> [Items]:
--

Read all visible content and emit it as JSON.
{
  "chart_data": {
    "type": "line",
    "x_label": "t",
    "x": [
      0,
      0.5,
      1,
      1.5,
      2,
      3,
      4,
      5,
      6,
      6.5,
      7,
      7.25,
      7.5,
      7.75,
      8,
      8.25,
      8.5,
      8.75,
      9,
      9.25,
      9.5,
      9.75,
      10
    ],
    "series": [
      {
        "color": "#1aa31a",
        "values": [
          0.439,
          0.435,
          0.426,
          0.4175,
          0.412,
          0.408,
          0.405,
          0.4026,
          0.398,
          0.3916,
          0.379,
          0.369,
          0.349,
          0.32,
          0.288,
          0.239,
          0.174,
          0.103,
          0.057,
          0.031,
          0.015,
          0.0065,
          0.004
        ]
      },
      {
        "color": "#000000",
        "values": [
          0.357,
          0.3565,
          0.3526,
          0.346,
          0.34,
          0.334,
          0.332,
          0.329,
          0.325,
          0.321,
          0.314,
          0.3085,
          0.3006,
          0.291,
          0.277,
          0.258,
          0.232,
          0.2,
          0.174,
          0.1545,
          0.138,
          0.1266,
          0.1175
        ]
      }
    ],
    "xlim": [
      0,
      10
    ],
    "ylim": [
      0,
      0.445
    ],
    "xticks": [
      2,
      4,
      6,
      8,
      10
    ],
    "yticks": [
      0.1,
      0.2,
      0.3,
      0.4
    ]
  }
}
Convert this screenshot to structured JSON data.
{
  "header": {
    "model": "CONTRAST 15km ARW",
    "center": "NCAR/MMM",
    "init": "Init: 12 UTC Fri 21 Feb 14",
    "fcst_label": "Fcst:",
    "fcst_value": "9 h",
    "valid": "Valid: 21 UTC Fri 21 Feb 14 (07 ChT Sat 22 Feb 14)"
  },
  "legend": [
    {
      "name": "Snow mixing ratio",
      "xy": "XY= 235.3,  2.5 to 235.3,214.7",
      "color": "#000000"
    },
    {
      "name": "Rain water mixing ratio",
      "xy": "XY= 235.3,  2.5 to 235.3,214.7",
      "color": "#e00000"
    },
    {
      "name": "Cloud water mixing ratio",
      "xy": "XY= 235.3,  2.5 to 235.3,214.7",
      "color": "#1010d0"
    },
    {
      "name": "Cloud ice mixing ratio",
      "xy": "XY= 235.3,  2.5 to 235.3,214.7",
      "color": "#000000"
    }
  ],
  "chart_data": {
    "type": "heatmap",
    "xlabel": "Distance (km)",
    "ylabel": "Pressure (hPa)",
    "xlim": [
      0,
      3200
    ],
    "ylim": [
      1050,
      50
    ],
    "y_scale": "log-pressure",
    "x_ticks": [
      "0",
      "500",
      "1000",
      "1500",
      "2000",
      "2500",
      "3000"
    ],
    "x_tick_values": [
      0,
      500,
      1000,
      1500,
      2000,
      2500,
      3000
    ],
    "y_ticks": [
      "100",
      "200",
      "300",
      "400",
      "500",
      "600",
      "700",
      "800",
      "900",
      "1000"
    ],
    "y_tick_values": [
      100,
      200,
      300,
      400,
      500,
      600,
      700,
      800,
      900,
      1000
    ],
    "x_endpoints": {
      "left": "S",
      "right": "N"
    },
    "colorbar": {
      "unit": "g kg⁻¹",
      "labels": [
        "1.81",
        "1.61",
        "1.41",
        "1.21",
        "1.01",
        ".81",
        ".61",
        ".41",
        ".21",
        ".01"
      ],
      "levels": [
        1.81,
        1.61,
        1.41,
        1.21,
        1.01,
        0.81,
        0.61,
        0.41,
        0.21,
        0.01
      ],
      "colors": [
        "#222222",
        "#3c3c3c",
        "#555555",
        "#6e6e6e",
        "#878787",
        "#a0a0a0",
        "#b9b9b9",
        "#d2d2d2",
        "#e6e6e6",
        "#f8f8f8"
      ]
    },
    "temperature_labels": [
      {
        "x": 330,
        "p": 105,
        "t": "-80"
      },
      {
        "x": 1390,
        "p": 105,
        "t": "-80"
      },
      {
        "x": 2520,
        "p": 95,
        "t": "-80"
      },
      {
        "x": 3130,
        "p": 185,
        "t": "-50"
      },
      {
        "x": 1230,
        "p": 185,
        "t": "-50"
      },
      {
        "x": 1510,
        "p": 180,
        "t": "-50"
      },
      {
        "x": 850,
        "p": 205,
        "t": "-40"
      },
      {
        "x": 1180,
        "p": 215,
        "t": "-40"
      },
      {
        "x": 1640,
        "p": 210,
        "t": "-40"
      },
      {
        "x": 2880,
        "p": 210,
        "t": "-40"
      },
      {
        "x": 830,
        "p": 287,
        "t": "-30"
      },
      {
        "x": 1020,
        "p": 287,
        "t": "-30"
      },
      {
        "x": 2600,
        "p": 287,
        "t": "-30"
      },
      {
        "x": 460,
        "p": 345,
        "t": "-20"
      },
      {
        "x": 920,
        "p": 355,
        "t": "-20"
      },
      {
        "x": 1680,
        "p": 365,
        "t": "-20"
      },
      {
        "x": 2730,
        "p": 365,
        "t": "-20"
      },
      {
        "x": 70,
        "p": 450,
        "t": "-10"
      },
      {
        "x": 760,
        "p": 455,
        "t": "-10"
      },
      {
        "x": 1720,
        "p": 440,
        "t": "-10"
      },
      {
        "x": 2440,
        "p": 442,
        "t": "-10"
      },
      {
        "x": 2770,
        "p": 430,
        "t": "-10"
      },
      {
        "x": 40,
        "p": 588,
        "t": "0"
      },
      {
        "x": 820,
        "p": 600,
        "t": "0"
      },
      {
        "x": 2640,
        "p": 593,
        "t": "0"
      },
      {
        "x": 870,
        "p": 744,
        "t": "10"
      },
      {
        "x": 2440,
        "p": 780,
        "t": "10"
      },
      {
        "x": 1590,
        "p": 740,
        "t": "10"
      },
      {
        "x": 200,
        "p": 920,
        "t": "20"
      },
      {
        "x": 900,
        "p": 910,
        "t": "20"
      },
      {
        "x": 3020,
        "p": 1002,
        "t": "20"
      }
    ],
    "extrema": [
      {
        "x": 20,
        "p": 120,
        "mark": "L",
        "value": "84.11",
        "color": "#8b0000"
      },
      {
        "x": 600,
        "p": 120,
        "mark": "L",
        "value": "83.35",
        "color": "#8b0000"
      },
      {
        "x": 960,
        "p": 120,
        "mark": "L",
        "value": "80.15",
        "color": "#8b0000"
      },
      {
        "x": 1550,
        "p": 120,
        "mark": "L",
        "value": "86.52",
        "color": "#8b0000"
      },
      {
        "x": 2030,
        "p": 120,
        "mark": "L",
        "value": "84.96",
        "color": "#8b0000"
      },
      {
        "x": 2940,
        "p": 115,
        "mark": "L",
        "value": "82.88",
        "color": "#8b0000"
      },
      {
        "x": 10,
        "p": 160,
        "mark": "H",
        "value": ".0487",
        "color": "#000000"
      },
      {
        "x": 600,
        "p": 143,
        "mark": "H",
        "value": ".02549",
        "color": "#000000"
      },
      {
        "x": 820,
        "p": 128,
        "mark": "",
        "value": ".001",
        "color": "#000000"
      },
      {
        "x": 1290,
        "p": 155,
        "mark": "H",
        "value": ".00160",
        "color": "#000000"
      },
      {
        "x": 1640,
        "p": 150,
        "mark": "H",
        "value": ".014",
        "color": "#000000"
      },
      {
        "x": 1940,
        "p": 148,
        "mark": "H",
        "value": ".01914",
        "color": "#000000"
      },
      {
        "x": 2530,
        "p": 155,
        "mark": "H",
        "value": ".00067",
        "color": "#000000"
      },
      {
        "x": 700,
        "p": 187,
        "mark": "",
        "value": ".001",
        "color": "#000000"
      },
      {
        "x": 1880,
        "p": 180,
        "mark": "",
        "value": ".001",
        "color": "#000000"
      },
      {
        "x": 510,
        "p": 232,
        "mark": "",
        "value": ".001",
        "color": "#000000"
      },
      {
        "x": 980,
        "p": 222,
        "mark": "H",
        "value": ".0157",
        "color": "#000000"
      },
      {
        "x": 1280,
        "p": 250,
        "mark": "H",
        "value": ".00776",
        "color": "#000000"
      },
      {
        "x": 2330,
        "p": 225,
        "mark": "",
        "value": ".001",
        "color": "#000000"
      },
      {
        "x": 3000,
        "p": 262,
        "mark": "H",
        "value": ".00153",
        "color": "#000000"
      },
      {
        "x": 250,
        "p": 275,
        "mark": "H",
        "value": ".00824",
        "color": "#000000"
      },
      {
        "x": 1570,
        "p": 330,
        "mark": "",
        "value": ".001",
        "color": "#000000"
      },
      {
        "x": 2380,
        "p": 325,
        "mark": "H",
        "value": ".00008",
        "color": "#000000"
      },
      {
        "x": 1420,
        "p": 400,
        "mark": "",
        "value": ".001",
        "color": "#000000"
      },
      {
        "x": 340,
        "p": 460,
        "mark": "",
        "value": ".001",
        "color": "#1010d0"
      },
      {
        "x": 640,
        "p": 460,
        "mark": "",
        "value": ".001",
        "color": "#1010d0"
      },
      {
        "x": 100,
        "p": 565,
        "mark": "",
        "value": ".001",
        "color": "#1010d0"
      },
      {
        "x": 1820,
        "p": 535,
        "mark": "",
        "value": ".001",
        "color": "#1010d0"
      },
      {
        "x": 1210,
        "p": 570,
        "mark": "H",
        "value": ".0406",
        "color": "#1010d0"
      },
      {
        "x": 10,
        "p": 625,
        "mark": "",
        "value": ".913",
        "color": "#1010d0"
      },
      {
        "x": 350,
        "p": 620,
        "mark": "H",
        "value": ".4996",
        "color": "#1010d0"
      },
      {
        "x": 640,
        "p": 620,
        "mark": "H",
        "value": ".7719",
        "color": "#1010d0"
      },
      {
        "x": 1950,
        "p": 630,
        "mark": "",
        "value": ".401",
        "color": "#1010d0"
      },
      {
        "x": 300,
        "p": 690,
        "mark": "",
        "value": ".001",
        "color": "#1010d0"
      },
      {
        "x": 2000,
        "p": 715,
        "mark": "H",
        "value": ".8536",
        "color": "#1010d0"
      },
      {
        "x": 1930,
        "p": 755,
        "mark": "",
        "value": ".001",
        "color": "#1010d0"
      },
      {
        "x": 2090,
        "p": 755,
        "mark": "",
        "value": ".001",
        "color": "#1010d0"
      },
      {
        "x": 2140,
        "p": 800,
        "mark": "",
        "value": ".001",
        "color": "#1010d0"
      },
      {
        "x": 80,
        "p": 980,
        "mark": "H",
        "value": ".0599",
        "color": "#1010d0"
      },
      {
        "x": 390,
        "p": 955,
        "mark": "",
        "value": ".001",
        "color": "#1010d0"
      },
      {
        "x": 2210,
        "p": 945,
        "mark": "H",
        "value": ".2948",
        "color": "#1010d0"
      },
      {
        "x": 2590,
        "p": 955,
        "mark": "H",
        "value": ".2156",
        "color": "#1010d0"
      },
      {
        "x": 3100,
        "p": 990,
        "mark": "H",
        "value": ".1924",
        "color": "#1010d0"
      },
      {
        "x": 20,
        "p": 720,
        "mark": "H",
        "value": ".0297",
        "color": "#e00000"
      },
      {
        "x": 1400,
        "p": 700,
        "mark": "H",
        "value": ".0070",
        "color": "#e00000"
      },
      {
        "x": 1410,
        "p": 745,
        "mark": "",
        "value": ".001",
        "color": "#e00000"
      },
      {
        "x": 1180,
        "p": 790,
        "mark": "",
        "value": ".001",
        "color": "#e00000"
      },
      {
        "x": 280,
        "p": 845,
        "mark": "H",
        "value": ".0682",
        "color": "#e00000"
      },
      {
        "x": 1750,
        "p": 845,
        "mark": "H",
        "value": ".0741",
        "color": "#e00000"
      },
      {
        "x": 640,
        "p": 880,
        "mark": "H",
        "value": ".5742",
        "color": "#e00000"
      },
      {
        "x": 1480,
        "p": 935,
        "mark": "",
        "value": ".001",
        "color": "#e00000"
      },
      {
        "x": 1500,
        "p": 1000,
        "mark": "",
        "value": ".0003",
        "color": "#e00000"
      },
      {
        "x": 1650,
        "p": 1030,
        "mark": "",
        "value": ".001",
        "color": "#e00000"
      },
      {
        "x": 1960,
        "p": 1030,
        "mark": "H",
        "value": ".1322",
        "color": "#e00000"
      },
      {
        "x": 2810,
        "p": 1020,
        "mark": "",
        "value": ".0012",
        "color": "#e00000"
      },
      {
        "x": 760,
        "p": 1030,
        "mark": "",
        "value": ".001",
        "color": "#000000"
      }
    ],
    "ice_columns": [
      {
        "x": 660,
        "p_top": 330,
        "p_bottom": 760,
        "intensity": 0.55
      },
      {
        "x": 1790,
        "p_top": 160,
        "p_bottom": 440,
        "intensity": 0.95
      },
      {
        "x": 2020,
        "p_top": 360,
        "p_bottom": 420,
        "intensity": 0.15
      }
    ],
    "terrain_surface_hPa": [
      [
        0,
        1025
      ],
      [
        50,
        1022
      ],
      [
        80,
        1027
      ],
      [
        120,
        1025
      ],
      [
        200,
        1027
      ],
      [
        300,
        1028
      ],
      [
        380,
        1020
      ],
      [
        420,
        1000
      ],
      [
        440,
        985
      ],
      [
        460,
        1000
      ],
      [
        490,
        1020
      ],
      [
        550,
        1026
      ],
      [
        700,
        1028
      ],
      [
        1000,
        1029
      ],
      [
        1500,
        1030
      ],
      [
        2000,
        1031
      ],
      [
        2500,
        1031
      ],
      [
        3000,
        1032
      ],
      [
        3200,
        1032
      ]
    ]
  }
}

--

Extract all lines from the data in which "name" is found.

      "name": "Snow mixing ratio",
      "name": "Rain water mixing ratio",
      "name": "Cloud water mixing ratio",
      "name": "Cloud ice mixing ratio",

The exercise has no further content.